SET PROBLEM: All of the data below must be repeated exactly.

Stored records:
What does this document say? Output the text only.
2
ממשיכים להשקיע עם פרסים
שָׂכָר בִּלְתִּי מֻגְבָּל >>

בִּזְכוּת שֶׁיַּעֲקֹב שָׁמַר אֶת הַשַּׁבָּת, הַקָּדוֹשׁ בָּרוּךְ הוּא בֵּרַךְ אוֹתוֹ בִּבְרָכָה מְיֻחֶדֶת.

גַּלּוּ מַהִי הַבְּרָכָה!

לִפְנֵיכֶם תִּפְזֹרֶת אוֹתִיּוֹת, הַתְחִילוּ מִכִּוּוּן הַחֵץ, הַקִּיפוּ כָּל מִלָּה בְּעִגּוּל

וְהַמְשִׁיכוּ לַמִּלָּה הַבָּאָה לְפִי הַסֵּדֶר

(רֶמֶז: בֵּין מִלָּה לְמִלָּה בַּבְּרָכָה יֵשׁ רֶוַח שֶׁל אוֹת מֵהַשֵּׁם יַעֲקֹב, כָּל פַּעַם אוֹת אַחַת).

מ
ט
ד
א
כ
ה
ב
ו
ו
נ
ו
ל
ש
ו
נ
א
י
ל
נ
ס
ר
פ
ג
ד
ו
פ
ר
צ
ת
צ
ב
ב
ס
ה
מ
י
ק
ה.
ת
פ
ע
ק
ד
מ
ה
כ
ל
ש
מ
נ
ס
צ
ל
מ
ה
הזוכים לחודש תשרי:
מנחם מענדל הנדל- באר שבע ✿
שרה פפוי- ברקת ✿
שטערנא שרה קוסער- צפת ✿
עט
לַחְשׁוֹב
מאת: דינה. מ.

TASK RESULT:
What does this document say? Output the text only.
2
ממשיכים להשקיע עם פרסים
שָׂכָר בִּלְתִּי מֻגְבָּל >>

בִּזְכוּת שֶׁיַּעֲקֹב שָׁמַר אֶת הַשַּׁבָּת, הַקָּדוֹשׁ בָּרוּךְ הוּא בֵּרַךְ אוֹתוֹ בִּבְרָכָה מְיֻחֶדֶת.

גַּלּוּ מַהִי הַבְּרָכָה!

לִפְנֵיכֶם תִּפְזֹרֶת אוֹתִיּוֹת, הַתְחִילוּ מִכִּוּוּן הַחֵץ, הַקִּיפוּ כָּל מִלָּה בְּעִגּוּל

וְהַמְשִׁיכוּ לַמִּלָּה הַבָּאָה לְפִי הַסֵּדֶר

(רֶמֶז: בֵּין מִלָּה לְמִלָּה בַּבְּרָכָה יֵשׁ רֶוַח שֶׁל אוֹת מֵהַשֵּׁם יַעֲקֹב, כָּל פַּעַם אוֹת אַחַת).

מ
ט
ד
א
כ
ה
ב
ו
ו
נ
ו
ל
ש
ו
נ
א
י
ל
נ
ס
ר
פ
ג
ד
ו
פ
ר
צ
ת
צ
ב
ב
ס
ה
מ
י
ק
ה.
ת
פ
ע
ק
ד
מ
ה
כ
ל
ש
מ
נ
ס
צ
ל
מ
ה
הזוכים לחודש תשרי:
מנחם מענדל הנדל- באר שבע ✿
שרה פפוי- ברקת ✿
שטערנא שרה קוסער- צפת ✿
עט
לַחְשׁוֹב
מאת: דינה. מ.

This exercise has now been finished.